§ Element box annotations
+ + + +
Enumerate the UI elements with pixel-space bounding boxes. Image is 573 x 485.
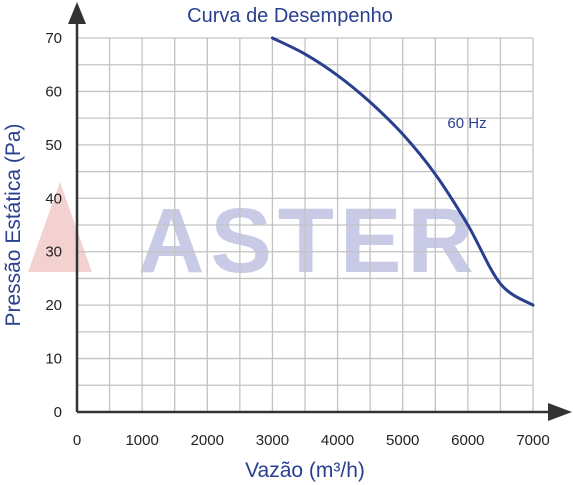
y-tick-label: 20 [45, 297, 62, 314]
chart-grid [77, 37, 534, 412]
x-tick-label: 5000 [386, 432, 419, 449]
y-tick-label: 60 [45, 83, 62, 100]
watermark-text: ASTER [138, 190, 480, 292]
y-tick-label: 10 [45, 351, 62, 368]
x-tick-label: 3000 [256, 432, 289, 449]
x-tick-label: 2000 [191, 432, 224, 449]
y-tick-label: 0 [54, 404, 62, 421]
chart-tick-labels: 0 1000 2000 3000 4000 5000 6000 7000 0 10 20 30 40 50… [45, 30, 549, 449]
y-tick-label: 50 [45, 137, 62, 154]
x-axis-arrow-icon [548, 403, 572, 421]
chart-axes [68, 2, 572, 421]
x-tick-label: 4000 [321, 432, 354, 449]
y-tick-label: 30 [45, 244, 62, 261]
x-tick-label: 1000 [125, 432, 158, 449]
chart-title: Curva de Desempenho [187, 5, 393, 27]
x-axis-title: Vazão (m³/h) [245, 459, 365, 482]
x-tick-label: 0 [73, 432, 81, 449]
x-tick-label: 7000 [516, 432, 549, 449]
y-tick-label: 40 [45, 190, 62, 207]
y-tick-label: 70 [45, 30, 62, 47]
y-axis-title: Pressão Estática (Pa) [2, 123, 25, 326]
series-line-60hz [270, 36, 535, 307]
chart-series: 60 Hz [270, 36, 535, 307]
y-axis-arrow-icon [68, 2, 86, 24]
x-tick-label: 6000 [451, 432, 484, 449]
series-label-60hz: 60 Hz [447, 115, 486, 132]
+ + + +
§ What to produce
Reproduce every line of the records above verbatim, omitting the picture.

§ Complete answer
Enumerate the UI elements with pixel-space bounding boxes. Image is 573 x 485.
y-tick-label: 20 [45, 297, 62, 314]
chart-grid [77, 37, 534, 412]
x-tick-label: 5000 [386, 432, 419, 449]
y-tick-label: 60 [45, 83, 62, 100]
watermark-text: ASTER [138, 190, 480, 292]
y-tick-label: 10 [45, 351, 62, 368]
x-tick-label: 3000 [256, 432, 289, 449]
x-tick-label: 2000 [191, 432, 224, 449]
y-tick-label: 0 [54, 404, 62, 421]
chart-tick-labels: 0 1000 2000 3000 4000 5000 6000 7000 0 10 20 30 40 50… [45, 30, 549, 449]
y-tick-label: 50 [45, 137, 62, 154]
x-axis-arrow-icon [548, 403, 572, 421]
chart-axes [68, 2, 572, 421]
x-tick-label: 4000 [321, 432, 354, 449]
y-tick-label: 30 [45, 244, 62, 261]
x-tick-label: 1000 [125, 432, 158, 449]
chart-title: Curva de Desempenho [187, 5, 393, 27]
x-axis-title: Vazão (m³/h) [245, 459, 365, 482]
x-tick-label: 0 [73, 432, 81, 449]
x-tick-label: 7000 [516, 432, 549, 449]
y-tick-label: 40 [45, 190, 62, 207]
y-tick-label: 70 [45, 30, 62, 47]
y-axis-title: Pressão Estática (Pa) [2, 123, 25, 326]
series-line-60hz [270, 36, 535, 307]
chart-series: 60 Hz [270, 36, 535, 307]
y-axis-arrow-icon [68, 2, 86, 24]
x-tick-label: 6000 [451, 432, 484, 449]
series-label-60hz: 60 Hz [447, 115, 486, 132]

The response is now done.